Exercise brief
Pull every "icon" line out of the data below.

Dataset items

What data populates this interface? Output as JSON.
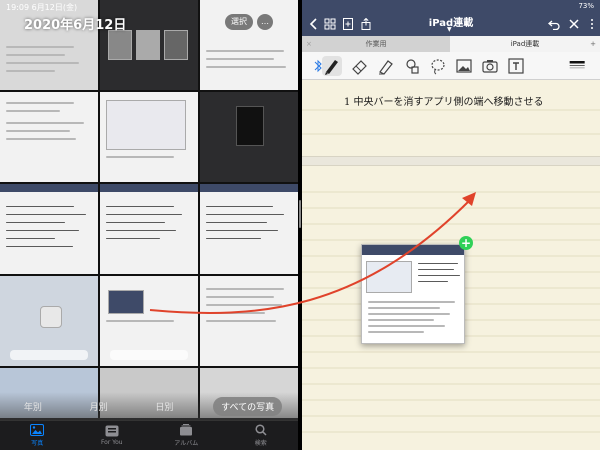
{
  "status_bar": {
    "time_date": "19:09   6月12日(金)",
    "battery": "73%"
  },
  "photos": {
    "title": "2020年6月12日",
    "select_label": "選択",
    "more_label": "…",
    "segments": [
      "年別",
      "月別",
      "日別",
      "すべての写真"
    ],
    "active_segment": "すべての写真",
    "tabs": [
      {
        "label": "写真",
        "icon": "photo-library-icon",
        "active": true
      },
      {
        "label": "For You",
        "icon": "for-you-icon",
        "active": false
      },
      {
        "label": "アルバム",
        "icon": "albums-icon",
        "active": false
      },
      {
        "label": "検索",
        "icon": "search-icon",
        "active": false
      }
    ]
  },
  "notes": {
    "title": "iPad連載",
    "doc_tabs": [
      {
        "label": "作業用"
      },
      {
        "label": "iPad連載"
      }
    ],
    "handwriting_line": "1   中央バーを消すアプリ側の端へ移動させる",
    "tools": [
      "pen-tool-icon",
      "eraser-icon",
      "highlighter-icon",
      "shapes-icon",
      "lasso-icon",
      "image-icon",
      "camera-icon",
      "text-icon"
    ],
    "drag_badge": "+"
  },
  "colors": {
    "nav_bar": "#3e4a68",
    "paper": "#f6f2df",
    "arrow": "#e0432b",
    "accent_blue": "#0a84ff",
    "badge_green": "#30d158"
  }
}
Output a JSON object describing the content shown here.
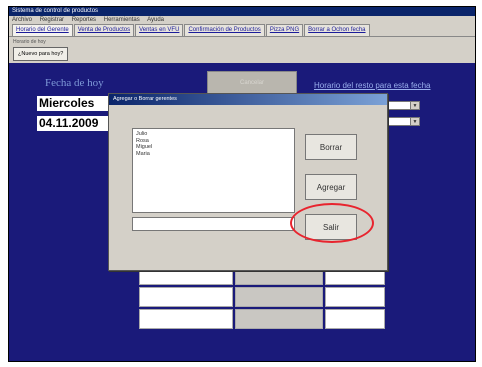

Final result
        "icon": "photo-library-icon",
        "icon": "for-you-icon",
        "icon": "albums-icon",
        "icon": "search-icon",
      "pen-tool-icon",
      "eraser-icon",
      "highlighter-icon",
      "shapes-icon",
      "lasso-icon",
      "image-icon",
      "camera-icon",
      "text-icon"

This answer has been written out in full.